[Data records]
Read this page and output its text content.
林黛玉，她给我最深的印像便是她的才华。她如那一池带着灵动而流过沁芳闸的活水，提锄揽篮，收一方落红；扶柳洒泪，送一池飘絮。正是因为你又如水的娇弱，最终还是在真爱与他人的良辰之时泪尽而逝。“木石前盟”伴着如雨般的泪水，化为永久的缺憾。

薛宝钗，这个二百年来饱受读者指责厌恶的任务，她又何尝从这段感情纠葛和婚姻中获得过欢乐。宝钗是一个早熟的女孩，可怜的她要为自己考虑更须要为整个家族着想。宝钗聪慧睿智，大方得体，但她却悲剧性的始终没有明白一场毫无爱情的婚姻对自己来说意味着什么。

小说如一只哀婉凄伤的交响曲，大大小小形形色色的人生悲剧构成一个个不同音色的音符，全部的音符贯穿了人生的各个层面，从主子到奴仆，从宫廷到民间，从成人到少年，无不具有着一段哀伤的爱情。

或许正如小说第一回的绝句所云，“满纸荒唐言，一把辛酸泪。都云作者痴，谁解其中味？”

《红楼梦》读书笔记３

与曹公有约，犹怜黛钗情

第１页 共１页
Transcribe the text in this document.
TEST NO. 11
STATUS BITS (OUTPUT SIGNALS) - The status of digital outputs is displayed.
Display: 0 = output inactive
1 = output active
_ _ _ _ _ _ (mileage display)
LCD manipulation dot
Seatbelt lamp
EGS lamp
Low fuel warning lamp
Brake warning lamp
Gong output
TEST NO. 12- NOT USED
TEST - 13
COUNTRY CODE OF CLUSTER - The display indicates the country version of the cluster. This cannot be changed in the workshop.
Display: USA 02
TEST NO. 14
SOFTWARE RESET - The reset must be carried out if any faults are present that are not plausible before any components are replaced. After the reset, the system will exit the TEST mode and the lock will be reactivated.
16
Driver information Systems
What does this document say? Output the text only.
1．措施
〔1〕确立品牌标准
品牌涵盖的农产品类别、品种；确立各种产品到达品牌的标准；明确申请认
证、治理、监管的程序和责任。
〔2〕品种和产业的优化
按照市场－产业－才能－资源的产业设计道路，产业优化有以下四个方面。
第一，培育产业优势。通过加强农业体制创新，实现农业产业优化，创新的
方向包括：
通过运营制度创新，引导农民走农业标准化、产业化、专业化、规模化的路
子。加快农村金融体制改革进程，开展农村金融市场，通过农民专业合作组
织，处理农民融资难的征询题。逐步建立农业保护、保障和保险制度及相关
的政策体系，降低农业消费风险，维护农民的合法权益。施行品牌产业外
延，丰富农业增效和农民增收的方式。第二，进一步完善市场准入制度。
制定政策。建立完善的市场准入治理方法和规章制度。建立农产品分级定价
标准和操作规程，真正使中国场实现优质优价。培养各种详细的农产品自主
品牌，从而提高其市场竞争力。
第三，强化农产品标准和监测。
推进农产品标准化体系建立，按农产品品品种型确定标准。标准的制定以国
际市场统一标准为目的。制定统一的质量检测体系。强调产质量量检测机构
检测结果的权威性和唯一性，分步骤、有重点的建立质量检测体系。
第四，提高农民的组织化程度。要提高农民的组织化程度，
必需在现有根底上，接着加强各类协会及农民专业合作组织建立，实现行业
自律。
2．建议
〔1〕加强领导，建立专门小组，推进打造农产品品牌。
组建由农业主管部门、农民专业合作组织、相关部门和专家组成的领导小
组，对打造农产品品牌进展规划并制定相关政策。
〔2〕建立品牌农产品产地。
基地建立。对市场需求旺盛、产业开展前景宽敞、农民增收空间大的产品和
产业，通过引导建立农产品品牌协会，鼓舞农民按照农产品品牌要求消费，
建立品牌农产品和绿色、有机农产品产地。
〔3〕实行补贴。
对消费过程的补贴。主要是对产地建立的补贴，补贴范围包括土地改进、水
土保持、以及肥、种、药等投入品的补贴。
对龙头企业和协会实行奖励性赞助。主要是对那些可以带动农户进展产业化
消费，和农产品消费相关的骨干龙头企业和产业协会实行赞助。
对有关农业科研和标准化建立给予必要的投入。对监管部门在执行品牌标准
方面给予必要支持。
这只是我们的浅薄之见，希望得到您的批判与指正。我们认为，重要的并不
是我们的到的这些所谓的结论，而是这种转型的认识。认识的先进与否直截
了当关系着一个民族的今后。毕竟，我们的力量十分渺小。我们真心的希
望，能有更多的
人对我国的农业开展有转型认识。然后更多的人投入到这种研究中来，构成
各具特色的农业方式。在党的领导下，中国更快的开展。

**Task prompt**
Gather each line in these records that contains the string "lamp".

**Finished answer**
Seatbelt lamp
EGS lamp
Low fuel warning lamp
Brake warning lamp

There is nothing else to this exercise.